[BEGIN DATA IN THIS EXERCISE]

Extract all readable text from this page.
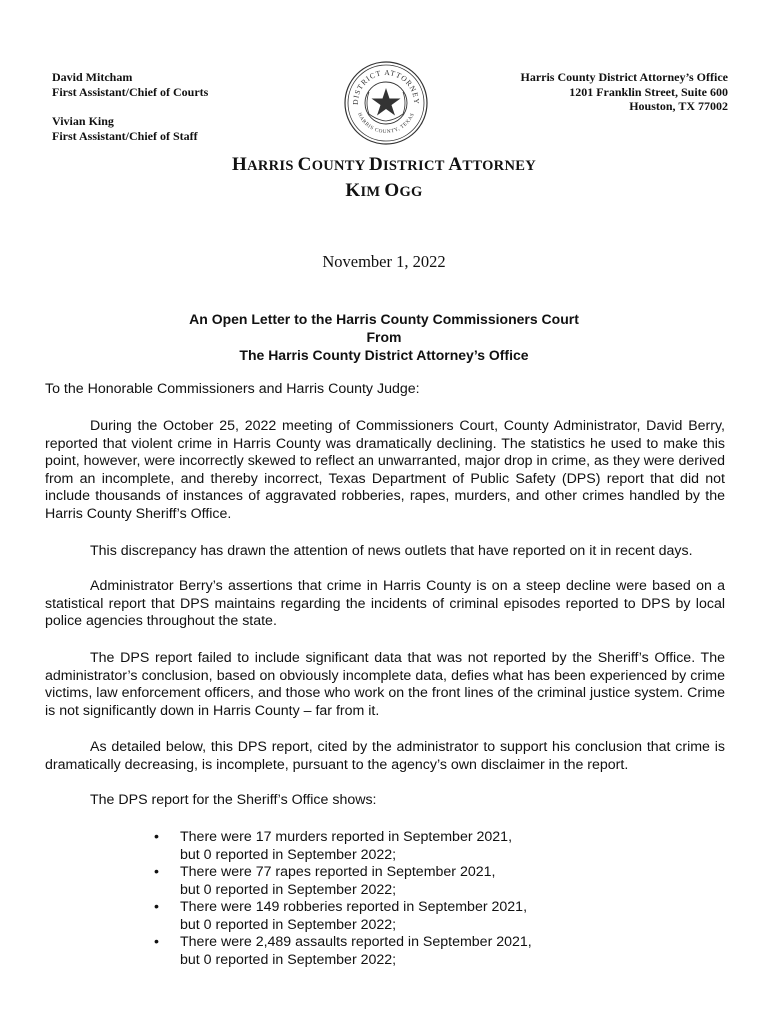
David Mitcham
First Assistant/Chief of Courts
Vivian King
First Assistant/Chief of Staff
DISTRICT ATTORNEY
HARRIS COUNTY, TEXAS
Harris County District Attorney’s Office
1201 Franklin Street, Suite 600
Houston, TX 77002
HARRIS COUNTY DISTRICT ATTORNEY
KIM OGG
November 1, 2022
An Open Letter to the Harris County Commissioners Court
From
The Harris County District Attorney’s Office
To the Honorable Commissioners and Harris County Judge:

During the October 25, 2022 meeting of Commissioners Court, County Administrator, David Berry, reported that violent crime in Harris County was dramatically declining. The statistics he used to make this point, however, were incorrectly skewed to reflect an unwarranted, major drop in crime, as they were derived from an incomplete, and thereby incorrect, Texas Department of Public Safety (DPS) report that did not include thousands of instances of aggravated robberies, rapes, murders, and other crimes handled by the Harris County Sheriff’s Office.

This discrepancy has drawn the attention of news outlets that have reported on it in recent days.

Administrator Berry’s assertions that crime in Harris County is on a steep decline were based on a statistical report that DPS maintains regarding the incidents of criminal episodes reported to DPS by local police agencies throughout the state.

The DPS report failed to include significant data that was not reported by the Sheriff’s Office. The administrator’s conclusion, based on obviously incomplete data, defies what has been experienced by crime victims, law enforcement officers, and those who work on the front lines of the criminal justice system. Crime is not significantly down in Harris County – far from it.

As detailed below, this DPS report, cited by the administrator to support his conclusion that crime is dramatically decreasing, is incomplete, pursuant to the agency’s own disclaimer in the report.

The DPS report for the Sheriff’s Office shows:

• There were 17 murders reported in September 2021,
but 0 reported in September 2022;
• There were 77 rapes reported in September 2021,
but 0 reported in September 2022;
• There were 149 robberies reported in September 2021,
but 0 reported in September 2022;
• There were 2,489 assaults reported in September 2021,
but 0 reported in September 2022;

[END DATA IN THIS EXERCISE]

▶ [TASK REQUIREMENTS]: Tally every line of the data that holds the word "Commissioners" and write the count alone.

▶ [FULL ANSWER]: 3